— start Data for this exercise —
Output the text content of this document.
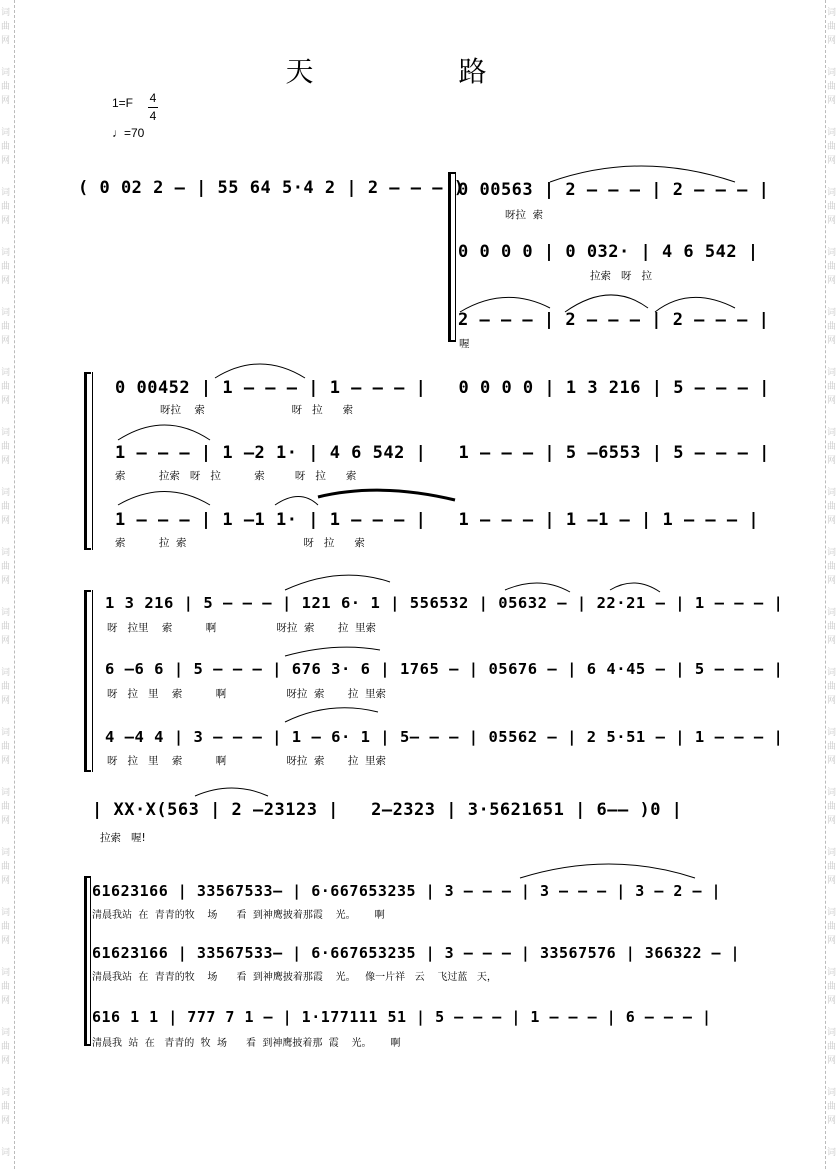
词
曲
网
词
曲
网
词
曲
网
词
曲
网
词
曲
网
词
曲
网
词
曲
网
词
曲
网
词
曲
网
词
曲
网
词
曲
网
词
曲
网
词
曲
网
词
曲
网
词
曲
网
词
曲
网
词
曲
网
词
曲
网
词
曲
网
词
词
曲
网
词
曲
网
词
曲
网
词
曲
网
词
曲
网
词
曲
网
词
曲
网
词
曲
网
词
曲
网
词
曲
网
词
曲
网
词
曲
网
词
曲
网
词
曲
网
词
曲
网
词
曲
网
词
曲
网
词
曲
网
词
曲
网
词
天 路
1=F 4
4
♩=70
( 0 02 2 – | 55 64 5·4 2 | 2 – – – )
0 00563 | 2 – – – | 2 – – – |
呀拉  索
0 0 0 0 | 0 032· | 4 6 542 |
拉索   呀   拉
2 – – – | 2 – – – | 2 – – – |
喔
0 00452 | 1 – – – | 1 – – – |   0 0 0 0 | 1 3 216 | 5 – – – |
呀拉    索                          呀   拉      索
1 – – – | 1 –2 1· | 4 6 542 |   1 – – – | 5 –6553 | 5 – – – |
索          拉索   呀   拉          索         呀   拉      索
1 – – – | 1 –1 1· | 1 – – – |   1 – – – | 1 –1 – | 1 – – – |
索          拉  索                                   呀   拉      索
1 3 216 | 5 – – – | 121 6· 1 | 556532 | 05632 – | 22·21 – | 1 – – – |
呀   拉里    索          啊                  呀拉  索       拉  里索
6 –6 6 | 5 – – – | 676 3· 6 | 1765 – | 05676 – | 6 4·45 – | 5 – – – |
呀   拉   里    索          啊                  呀拉  索       拉  里索
4 –4 4 | 3 – – – | 1 – 6· 1 | 5– – – | 05562 – | 2 5·51 – | 1 – – – |
呀   拉   里    索          啊                  呀拉  索       拉  里索
| XX·X(563 | 2 –23123 |   2–2323 | 3·5621651 | 6–– )0 |
拉索   喔!
61623166 | 33567533– | 6·667653235 | 3 – – – | 3 – – – | 3 – 2 – |
清晨我站  在  青青的牧    场      看  到神鹰披着那霞    光。      啊
61623166 | 33567533– | 6·667653235 | 3 – – – | 33567576 | 366322 – |
清晨我站  在  青青的牧    场      看  到神鹰披着那霞    光。   像一片祥   云    飞过蓝   天，
616 1 1 | 777 7 1 – | 1·177111 51 | 5 – – – | 1 – – – | 6 – – – |
清晨我  站  在   青青的  牧  场      看  到神鹰披着那  霞    光。      啊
— end Data for this exercise —
**Task directions:** Write out each line of the data exactly; the images should be left out.

**Expected answer:**
Output the text content of this document.
词
曲
网
词
曲
网
词
曲
网
词
曲
网
词
曲
网
词
曲
网
词
曲
网
词
曲
网
词
曲
网
词
曲
网
词
曲
网
词
曲
网
词
曲
网
词
曲
网
词
曲
网
词
曲
网
词
曲
网
词
曲
网
词
曲
网
词
词
曲
网
词
曲
网
词
曲
网
词
曲
网
词
曲
网
词
曲
网
词
曲
网
词
曲
网
词
曲
网
词
曲
网
词
曲
网
词
曲
网
词
曲
网
词
曲
网
词
曲
网
词
曲
网
词
曲
网
词
曲
网
词
曲
网
词
天 路
1=F 4
4
♩=70
( 0 02 2 – | 55 64 5·4 2 | 2 – – – )
0 00563 | 2 – – – | 2 – – – |
呀拉  索
0 0 0 0 | 0 032· | 4 6 542 |
拉索   呀   拉
2 – – – | 2 – – – | 2 – – – |
喔
0 00452 | 1 – – – | 1 – – – |   0 0 0 0 | 1 3 216 | 5 – – – |
呀拉    索                          呀   拉      索
1 – – – | 1 –2 1· | 4 6 542 |   1 – – – | 5 –6553 | 5 – – – |
索          拉索   呀   拉          索         呀   拉      索
1 – – – | 1 –1 1· | 1 – – – |   1 – – – | 1 –1 – | 1 – – – |
索          拉  索                                   呀   拉      索
1 3 216 | 5 – – – | 121 6· 1 | 556532 | 05632 – | 22·21 – | 1 – – – |
呀   拉里    索          啊                  呀拉  索       拉  里索
6 –6 6 | 5 – – – | 676 3· 6 | 1765 – | 05676 – | 6 4·45 – | 5 – – – |
呀   拉   里    索          啊                  呀拉  索       拉  里索
4 –4 4 | 3 – – – | 1 – 6· 1 | 5– – – | 05562 – | 2 5·51 – | 1 – – – |
呀   拉   里    索          啊                  呀拉  索       拉  里索
| XX·X(563 | 2 –23123 |   2–2323 | 3·5621651 | 6–– )0 |
拉索   喔!
61623166 | 33567533– | 6·667653235 | 3 – – – | 3 – – – | 3 – 2 – |
清晨我站  在  青青的牧    场      看  到神鹰披着那霞    光。      啊
61623166 | 33567533– | 6·667653235 | 3 – – – | 33567576 | 366322 – |
清晨我站  在  青青的牧    场      看  到神鹰披着那霞    光。   像一片祥   云    飞过蓝   天，
616 1 1 | 777 7 1 – | 1·177111 51 | 5 – – – | 1 – – – | 6 – – – |
清晨我  站  在   青青的  牧  场      看  到神鹰披着那  霞    光。      啊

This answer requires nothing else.